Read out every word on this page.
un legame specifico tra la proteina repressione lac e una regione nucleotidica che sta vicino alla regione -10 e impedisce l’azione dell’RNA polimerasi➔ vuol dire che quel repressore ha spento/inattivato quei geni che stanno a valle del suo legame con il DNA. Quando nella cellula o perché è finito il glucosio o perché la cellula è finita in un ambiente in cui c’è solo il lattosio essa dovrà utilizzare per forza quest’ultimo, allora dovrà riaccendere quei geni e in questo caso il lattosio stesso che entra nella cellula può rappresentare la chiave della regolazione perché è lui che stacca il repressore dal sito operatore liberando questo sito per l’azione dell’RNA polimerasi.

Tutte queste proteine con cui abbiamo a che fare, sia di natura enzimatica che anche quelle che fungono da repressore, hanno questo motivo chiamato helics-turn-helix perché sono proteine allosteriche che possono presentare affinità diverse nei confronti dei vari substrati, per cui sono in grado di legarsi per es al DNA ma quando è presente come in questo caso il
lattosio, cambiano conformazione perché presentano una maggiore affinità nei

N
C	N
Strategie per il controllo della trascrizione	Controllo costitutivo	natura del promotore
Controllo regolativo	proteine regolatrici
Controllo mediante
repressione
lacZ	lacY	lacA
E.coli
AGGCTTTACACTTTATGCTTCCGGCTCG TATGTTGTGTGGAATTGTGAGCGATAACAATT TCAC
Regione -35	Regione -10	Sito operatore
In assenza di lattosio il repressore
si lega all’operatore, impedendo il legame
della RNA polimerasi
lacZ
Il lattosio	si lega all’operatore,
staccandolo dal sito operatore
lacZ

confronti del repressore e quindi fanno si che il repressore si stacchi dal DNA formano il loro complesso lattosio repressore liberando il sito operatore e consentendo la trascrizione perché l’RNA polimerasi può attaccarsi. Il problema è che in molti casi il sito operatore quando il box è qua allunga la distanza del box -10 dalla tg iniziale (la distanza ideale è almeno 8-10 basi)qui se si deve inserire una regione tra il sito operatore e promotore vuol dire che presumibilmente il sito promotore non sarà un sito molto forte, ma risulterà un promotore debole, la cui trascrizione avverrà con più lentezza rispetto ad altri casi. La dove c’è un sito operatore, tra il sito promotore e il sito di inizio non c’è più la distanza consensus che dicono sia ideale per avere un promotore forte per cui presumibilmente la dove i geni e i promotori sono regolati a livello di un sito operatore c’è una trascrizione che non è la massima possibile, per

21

_ _ _ _ _

[What to produce]
Among the lines above, find those carrying the word "repressore" and copy them out.

[Written answer]
un legame specifico tra la proteina repressione lac e una regione nucleotidica che sta vicino alla regione -10 e impedisce l’azione dell’RNA polimerasi➔ vuol dire che quel repressore ha spento/inattivato quei geni che stanno a valle del suo legame con il DNA. Quando nella cellula o perché è finito il glucosio o perché la cellula è finita in un ambiente in cui c’è solo il lattosio essa dovrà utilizzare per forza quest’ultimo, allora dovrà riaccendere quei geni e in questo caso il lattosio stesso che entra nella cellula può rappresentare la chiave della regolazione perché è lui che stacca il repressore dal sito operatore liberando questo sito per l’azione dell’RNA polimerasi.
Tutte queste proteine con cui abbiamo a che fare, sia di natura enzimatica che anche quelle che fungono da repressore, hanno questo motivo chiamato helics-turn-helix perché sono proteine allosteriche che possono presentare affinità diverse nei confronti dei vari substrati, per cui sono in grado di legarsi per es al DNA ma quando è presente come in questo caso il
In assenza di lattosio il repressore
confronti del repressore e quindi fanno si che il repressore si stacchi dal DNA formano il loro complesso lattosio repressore liberando il sito operatore e consentendo la trascrizione perché l’RNA polimerasi può attaccarsi. Il problema è che in molti casi il sito operatore quando il box è qua allunga la distanza del box -10 dalla tg iniziale (la distanza ideale è almeno 8-10 basi)qui se si deve inserire una regione tra il sito operatore e promotore vuol dire che presumibilmente il sito promotore non sarà un sito molto forte, ma risulterà un promotore debole, la cui trascrizione avverrà con più lentezza rispetto ad altri casi. La dove c’è un sito operatore, tra il sito promotore e il sito di inizio non c’è più la distanza consensus che dicono sia ideale per avere un promotore forte per cui presumibilmente la dove i geni e i promotori sono regolati a livello di un sito operatore c’è una trascrizione che non è la massima possibile, per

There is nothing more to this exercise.